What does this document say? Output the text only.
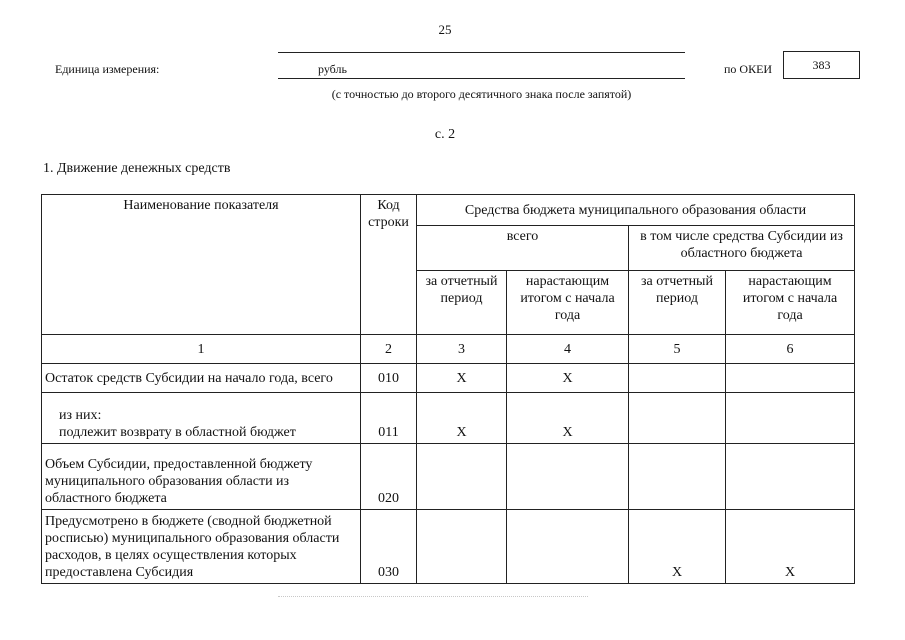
25
Единица измерения:	рубль	по ОКЕИ	383
(с точностью до второго десятичного знака после запятой)
с. 2
1. Движение денежных средств
Наименование показателя	Код строки	Средства бюджета муниципального образования области			
		всего		в том числе средства Субсидии из областного бюджета	
		за отчетный период	нарастающим итогом с начала года	за отчетный период	нарастающим итогом с начала года
1	2	3	4	5	6
Остаток средств Субсидии на начало года, всего	010	X	X		
из них:
подлежит возврату в областной бюджет	011	X	X		
Объем Субсидии, предоставленной бюджету муниципального образования области из областного бюджета	020				
Предусмотрено в бюджете (сводной бюджетной росписью) муниципального образования области расходов, в целях осуществления которых предоставлена Субсидия	030			X	X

====================

◆ **Task to carry out**
Copy each line in full and exactly, omitting any picture.

◆ **Complete response**
What does this document say? Output the text only.
25
Единица измерения:	рубль	по ОКЕИ	383
(с точностью до второго десятичного знака после запятой)
с. 2
1. Движение денежных средств
Наименование показателя	Код строки	Средства бюджета муниципального образования области			
		всего		в том числе средства Субсидии из областного бюджета	
		за отчетный период	нарастающим итогом с начала года	за отчетный период	нарастающим итогом с начала года
1	2	3	4	5	6
Остаток средств Субсидии на начало года, всего	010	X	X		
из них:
подлежит возврату в областной бюджет	011	X	X		
Объем Субсидии, предоставленной бюджету муниципального образования области из областного бюджета	020				
Предусмотрено в бюджете (сводной бюджетной росписью) муниципального образования области расходов, в целях осуществления которых предоставлена Субсидия	030			X	X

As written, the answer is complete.